Stored data
* * *
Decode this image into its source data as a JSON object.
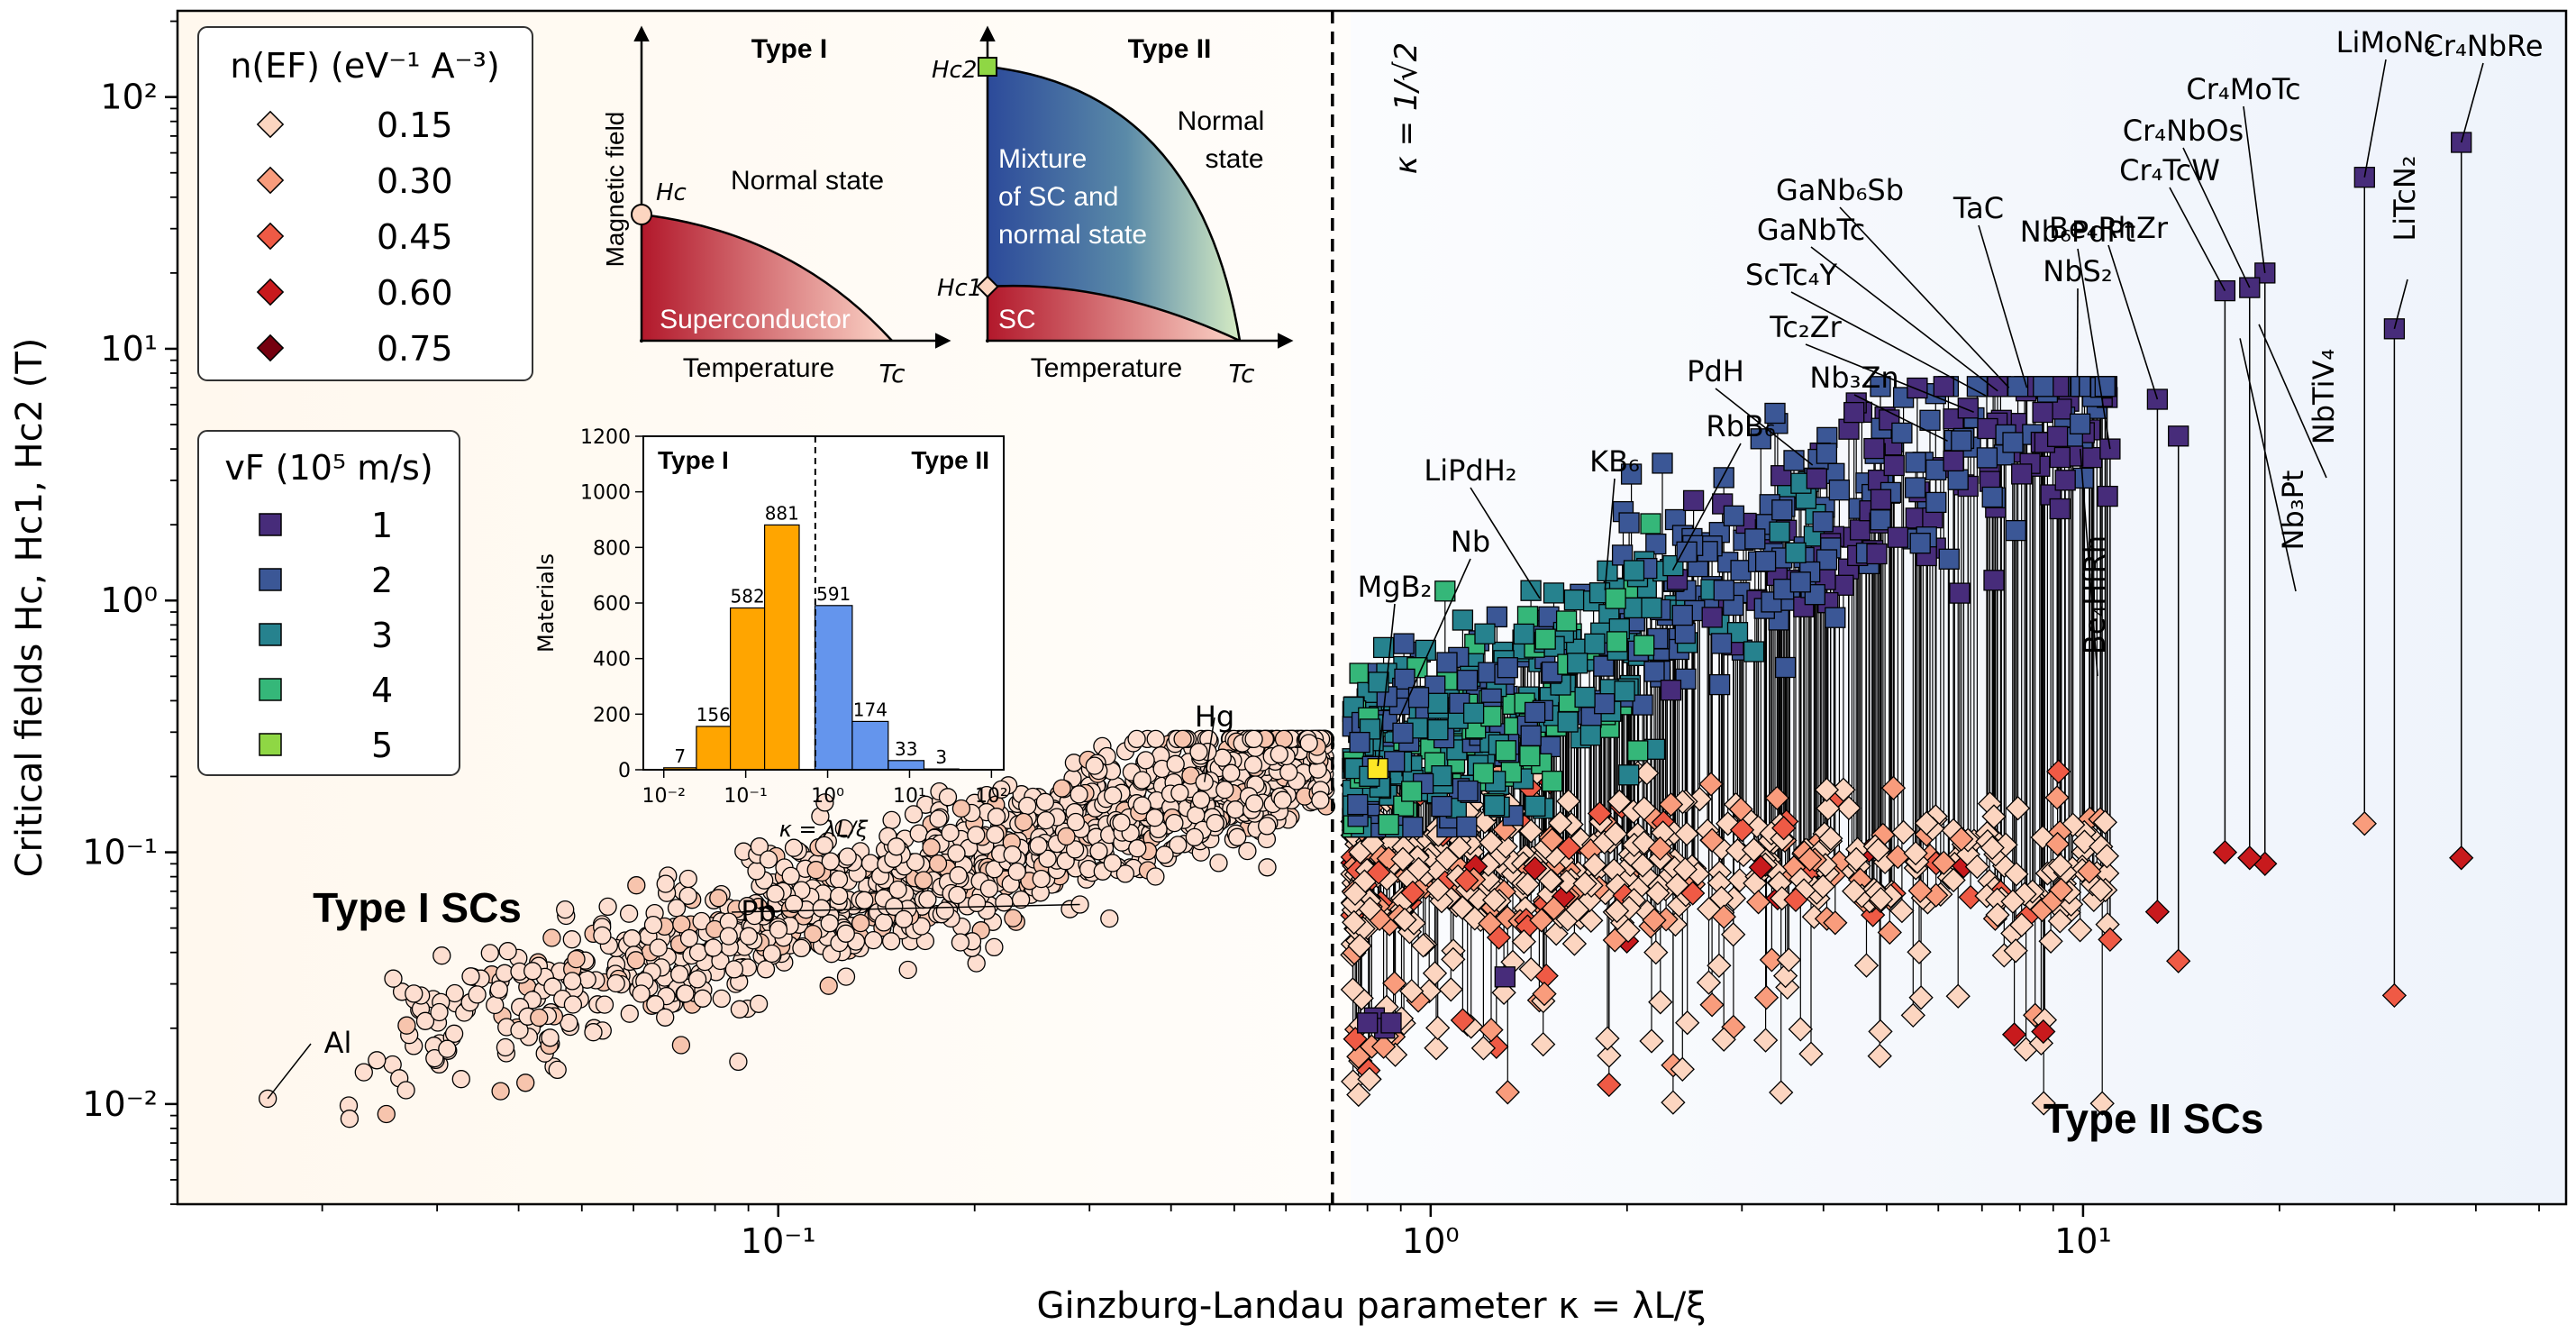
{
  "chart_data": {
    "type": "scatter",
    "title": "",
    "xlabel": "Ginzburg-Landau parameter κ = λL/ξ",
    "ylabel": "Critical fields Hc, Hc1, Hc2 (T)",
    "x_scale": "log",
    "y_scale": "log",
    "xlim": [
      0.012,
      55
    ],
    "ylim": [
      0.004,
      220
    ],
    "x_ticks": [
      {
        "value": 0.1,
        "label": "10⁻¹"
      },
      {
        "value": 1,
        "label": "10⁰"
      },
      {
        "value": 10,
        "label": "10¹"
      }
    ],
    "y_ticks": [
      {
        "value": 0.01,
        "label": "10⁻²"
      },
      {
        "value": 0.1,
        "label": "10⁻¹"
      },
      {
        "value": 1,
        "label": "10⁰"
      },
      {
        "value": 10,
        "label": "10¹"
      },
      {
        "value": 100,
        "label": "10²"
      }
    ],
    "divider": {
      "kappa": 0.7071,
      "label": "κ = 1/√2"
    },
    "region_labels": {
      "type1": "Type I SCs",
      "type2": "Type II SCs"
    },
    "legend_dos": {
      "title": "n(EF) (eV⁻¹ A⁻³)",
      "entries": [
        {
          "label": "0.15",
          "color": "#fcd5c0"
        },
        {
          "label": "0.30",
          "color": "#f99c7c"
        },
        {
          "label": "0.45",
          "color": "#ef5a45"
        },
        {
          "label": "0.60",
          "color": "#c81a1d"
        },
        {
          "label": "0.75",
          "color": "#75000f"
        }
      ]
    },
    "legend_vf": {
      "title": "vF (10⁵ m/s)",
      "entries": [
        {
          "label": "1",
          "color": "#472c7a"
        },
        {
          "label": "2",
          "color": "#3b5796"
        },
        {
          "label": "3",
          "color": "#26828e"
        },
        {
          "label": "4",
          "color": "#35b779"
        },
        {
          "label": "5",
          "color": "#8fd744"
        }
      ]
    },
    "labeled_type1": [
      {
        "name": "Al",
        "kappa": 0.0165,
        "hc": 0.0105
      },
      {
        "name": "Pb",
        "kappa": 0.29,
        "hc": 0.062
      },
      {
        "name": "Hg",
        "kappa": 0.45,
        "hc": 0.19
      }
    ],
    "labeled_type2": [
      {
        "name": "MgB2",
        "kappa": 0.83,
        "hc2": 0.22
      },
      {
        "name": "Nb",
        "kappa": 0.89,
        "hc2": 0.33
      },
      {
        "name": "LiPdH2",
        "kappa": 1.47,
        "hc2": 1.02
      },
      {
        "name": "KB6",
        "kappa": 1.85,
        "hc2": 1.1
      },
      {
        "name": "RbB6",
        "kappa": 2.35,
        "hc2": 1.32
      },
      {
        "name": "PdH",
        "kappa": 3.85,
        "hc2": 3.45
      },
      {
        "name": "Nb3Zn",
        "kappa": 6.2,
        "hc2": 4.3
      },
      {
        "name": "Tc2Zr",
        "kappa": 6.8,
        "hc2": 5.6
      },
      {
        "name": "ScTc4Y",
        "kappa": 7.1,
        "hc2": 6.5
      },
      {
        "name": "GaNbTc",
        "kappa": 7.4,
        "hc2": 6.8
      },
      {
        "name": "GaNb6Sb",
        "kappa": 7.7,
        "hc2": 7.0
      },
      {
        "name": "TaC",
        "kappa": 8.2,
        "hc2": 7.0
      },
      {
        "name": "NbS2",
        "kappa": 9.8,
        "hc2": 7.8
      },
      {
        "name": "Nb6PdPt",
        "kappa": 11.0,
        "hc2": 4.0
      },
      {
        "name": "Be4RhZr",
        "kappa": 13.0,
        "hc2": 6.3
      },
      {
        "name": "Cr4TcW",
        "kappa": 16.5,
        "hc2": 17.0
      },
      {
        "name": "Cr4NbOs",
        "kappa": 18.0,
        "hc2": 17.5
      },
      {
        "name": "Cr4MoTc",
        "kappa": 19.0,
        "hc2": 20.0
      },
      {
        "name": "LiMoN2",
        "kappa": 27.0,
        "hc2": 48.0
      },
      {
        "name": "Cr4NbRe",
        "kappa": 38.0,
        "hc2": 66.0
      },
      {
        "name": "LiTcN2",
        "kappa": 30.0,
        "hc2": 12.0
      },
      {
        "name": "NbTiV4",
        "kappa": 18.6,
        "hc2": 12.5
      },
      {
        "name": "Nb3Pt",
        "kappa": 17.4,
        "hc2": 11.0
      },
      {
        "name": "Be4HfRh",
        "kappa": 9.9,
        "hc2": 4.0
      }
    ],
    "stems": [
      {
        "kappa": 27.0,
        "hc1": 0.13,
        "hc2": 48.0
      },
      {
        "kappa": 38.0,
        "hc1": 0.095,
        "hc2": 66.0
      },
      {
        "kappa": 30.0,
        "hc1": 0.027,
        "hc2": 12.0
      },
      {
        "kappa": 19.0,
        "hc1": 0.09,
        "hc2": 20.0
      },
      {
        "kappa": 18.0,
        "hc1": 0.095,
        "hc2": 17.5
      },
      {
        "kappa": 16.5,
        "hc1": 0.1,
        "hc2": 17.0
      },
      {
        "kappa": 14.0,
        "hc1": 0.037,
        "hc2": 4.5
      },
      {
        "kappa": 13.0,
        "hc1": 0.058,
        "hc2": 6.3
      },
      {
        "kappa": 11.0,
        "hc1": 0.045,
        "hc2": 4.0
      }
    ],
    "inset_histogram": {
      "ylabel": "Materials",
      "xlabel": "κ = λL/ξ",
      "ylim": [
        0,
        1200
      ],
      "yticks": [
        0,
        200,
        400,
        600,
        800,
        1000,
        1200
      ],
      "xticks": [
        {
          "value": 0.01,
          "label": "10⁻²"
        },
        {
          "value": 0.1,
          "label": "10⁻¹"
        },
        {
          "value": 1,
          "label": "10⁰"
        },
        {
          "value": 10,
          "label": "10¹"
        },
        {
          "value": 100,
          "label": "10²"
        }
      ],
      "bins": [
        {
          "from": 0.01,
          "to": 0.025,
          "count": 7,
          "type": "I"
        },
        {
          "from": 0.025,
          "to": 0.065,
          "count": 156,
          "type": "I"
        },
        {
          "from": 0.065,
          "to": 0.17,
          "count": 582,
          "type": "I"
        },
        {
          "from": 0.17,
          "to": 0.45,
          "count": 881,
          "type": "I"
        },
        {
          "from": 0.7,
          "to": 2.0,
          "count": 591,
          "type": "II"
        },
        {
          "from": 2.0,
          "to": 5.5,
          "count": 174,
          "type": "II"
        },
        {
          "from": 5.5,
          "to": 15,
          "count": 33,
          "type": "II"
        },
        {
          "from": 15,
          "to": 40,
          "count": 3,
          "type": "II"
        }
      ],
      "region_labels": [
        "Type I",
        "Type II"
      ],
      "colors": {
        "type1": "#ffa500",
        "type2": "#6495ed"
      }
    },
    "phase_diagram_type1": {
      "title": "Type I",
      "ylabel": "Magnetic field",
      "xlabel": "Temperature",
      "hc_label": "Hc",
      "tc_label": "Tc",
      "normal_label": "Normal state",
      "sc_label": "Superconductor"
    },
    "phase_diagram_type2": {
      "title": "Type II",
      "hc2_label": "Hc2",
      "hc1_label": "Hc1",
      "tc_label": "Tc",
      "xlabel": "Temperature",
      "normal_label_1": "Normal",
      "normal_label_2": "state",
      "mixed_label_1": "Mixture",
      "mixed_label_2": "of SC and",
      "mixed_label_3": "normal state",
      "sc_label": "SC"
    }
  }
}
* * *
- [Your objective]: Each line that has the word "state" counts once. How many such lines are in the data? Give the number alone.

- [Task result]: 3